[start Extracted data]
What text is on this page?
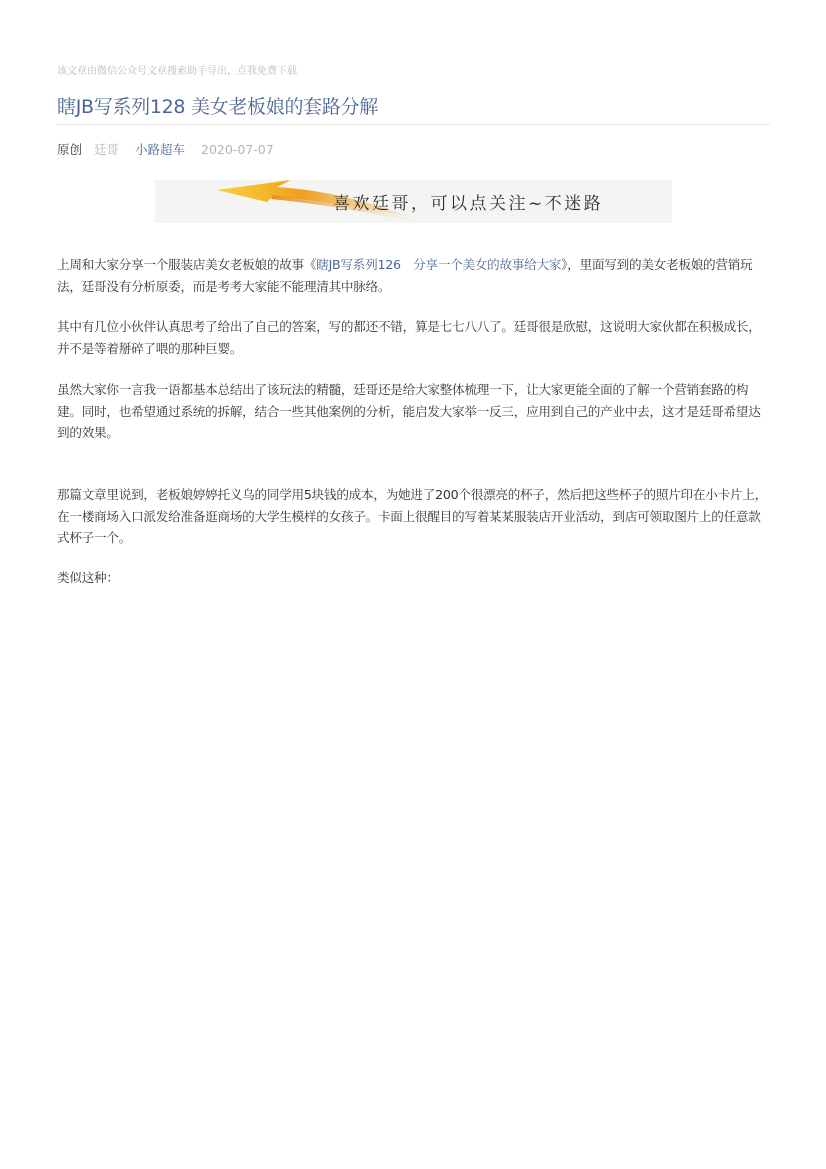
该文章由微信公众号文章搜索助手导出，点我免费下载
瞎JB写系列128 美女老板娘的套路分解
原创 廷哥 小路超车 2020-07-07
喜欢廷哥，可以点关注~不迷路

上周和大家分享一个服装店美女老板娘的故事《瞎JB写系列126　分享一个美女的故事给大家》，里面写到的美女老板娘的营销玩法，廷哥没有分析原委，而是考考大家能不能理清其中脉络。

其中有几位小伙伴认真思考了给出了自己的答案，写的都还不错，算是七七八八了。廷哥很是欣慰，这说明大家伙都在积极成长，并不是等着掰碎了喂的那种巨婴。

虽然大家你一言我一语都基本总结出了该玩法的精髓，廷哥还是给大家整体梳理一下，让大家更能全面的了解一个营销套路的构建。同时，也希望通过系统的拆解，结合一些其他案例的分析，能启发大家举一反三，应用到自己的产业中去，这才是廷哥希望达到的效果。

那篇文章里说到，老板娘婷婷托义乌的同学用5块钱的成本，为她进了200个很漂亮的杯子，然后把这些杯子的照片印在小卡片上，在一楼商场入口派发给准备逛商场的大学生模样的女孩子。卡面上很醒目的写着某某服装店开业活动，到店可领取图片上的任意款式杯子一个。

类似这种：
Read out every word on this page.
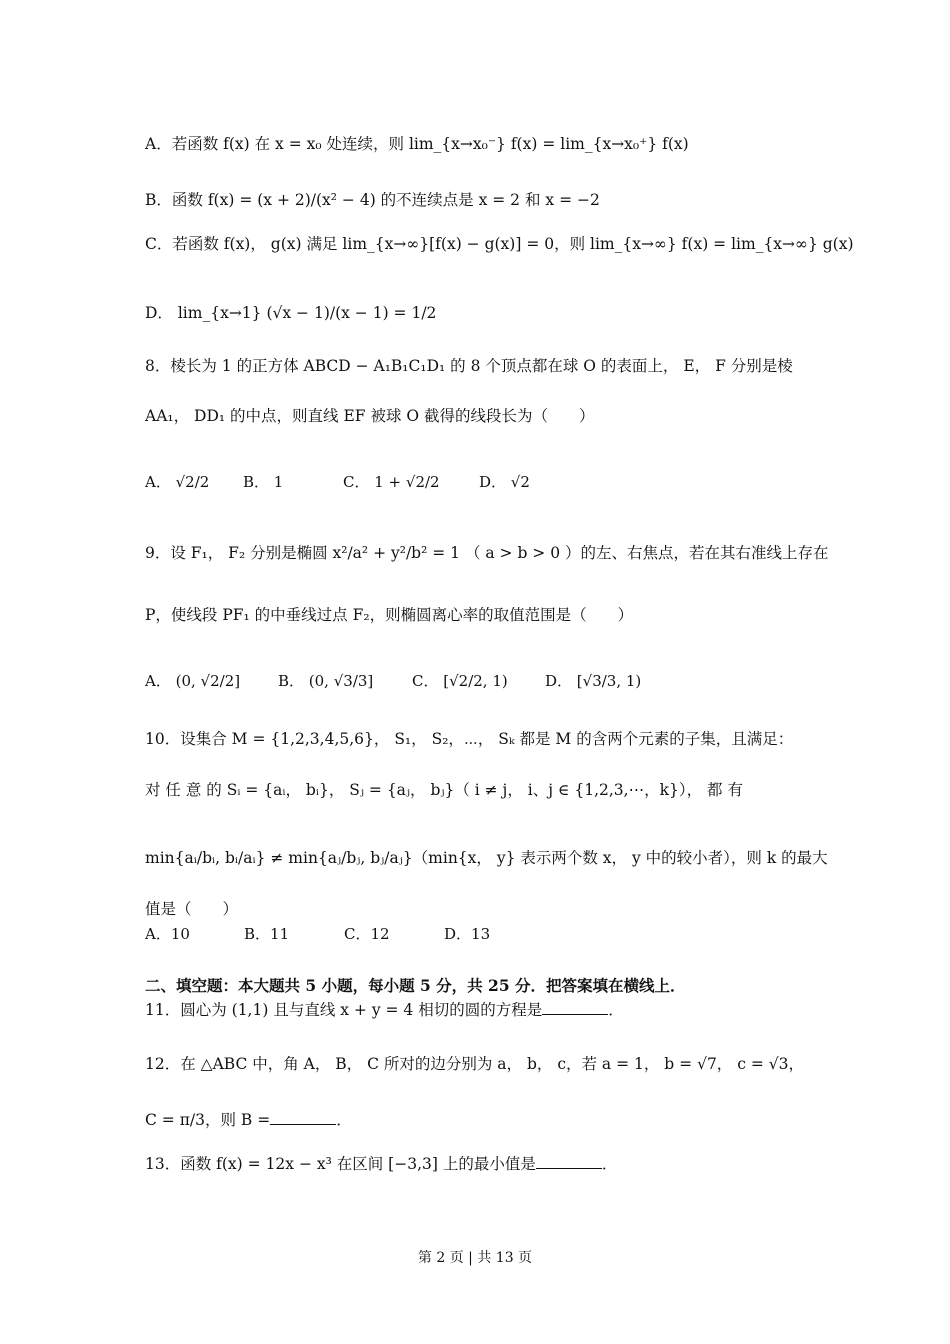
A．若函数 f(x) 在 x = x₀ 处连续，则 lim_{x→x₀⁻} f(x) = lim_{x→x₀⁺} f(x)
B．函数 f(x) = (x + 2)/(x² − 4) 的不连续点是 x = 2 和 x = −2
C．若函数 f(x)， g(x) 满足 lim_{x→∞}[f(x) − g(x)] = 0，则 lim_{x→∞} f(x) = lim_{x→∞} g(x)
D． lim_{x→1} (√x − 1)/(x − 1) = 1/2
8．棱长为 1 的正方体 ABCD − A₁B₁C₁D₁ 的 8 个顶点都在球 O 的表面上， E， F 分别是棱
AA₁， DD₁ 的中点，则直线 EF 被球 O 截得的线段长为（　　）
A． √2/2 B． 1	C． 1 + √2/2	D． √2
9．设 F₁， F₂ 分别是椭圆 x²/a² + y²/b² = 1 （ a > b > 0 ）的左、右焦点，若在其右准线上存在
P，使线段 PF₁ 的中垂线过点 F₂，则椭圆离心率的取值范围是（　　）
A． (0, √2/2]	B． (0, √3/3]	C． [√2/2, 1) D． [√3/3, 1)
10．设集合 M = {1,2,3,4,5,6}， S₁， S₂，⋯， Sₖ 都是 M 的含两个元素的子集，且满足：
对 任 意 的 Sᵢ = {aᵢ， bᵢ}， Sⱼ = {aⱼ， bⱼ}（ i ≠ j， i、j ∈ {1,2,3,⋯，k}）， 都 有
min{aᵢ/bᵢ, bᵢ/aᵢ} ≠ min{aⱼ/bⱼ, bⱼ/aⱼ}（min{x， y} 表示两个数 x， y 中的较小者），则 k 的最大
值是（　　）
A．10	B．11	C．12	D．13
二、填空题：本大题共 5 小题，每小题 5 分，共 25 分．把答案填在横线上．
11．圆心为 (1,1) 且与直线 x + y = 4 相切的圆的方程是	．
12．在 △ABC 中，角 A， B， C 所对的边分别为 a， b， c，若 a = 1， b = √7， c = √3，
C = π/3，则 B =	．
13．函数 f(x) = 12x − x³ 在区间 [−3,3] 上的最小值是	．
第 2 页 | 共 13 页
[end Extracted data]
For each line in the data above that contains the string "this", extract the line.

The solution
What text is on this page?
Read out every word on this page.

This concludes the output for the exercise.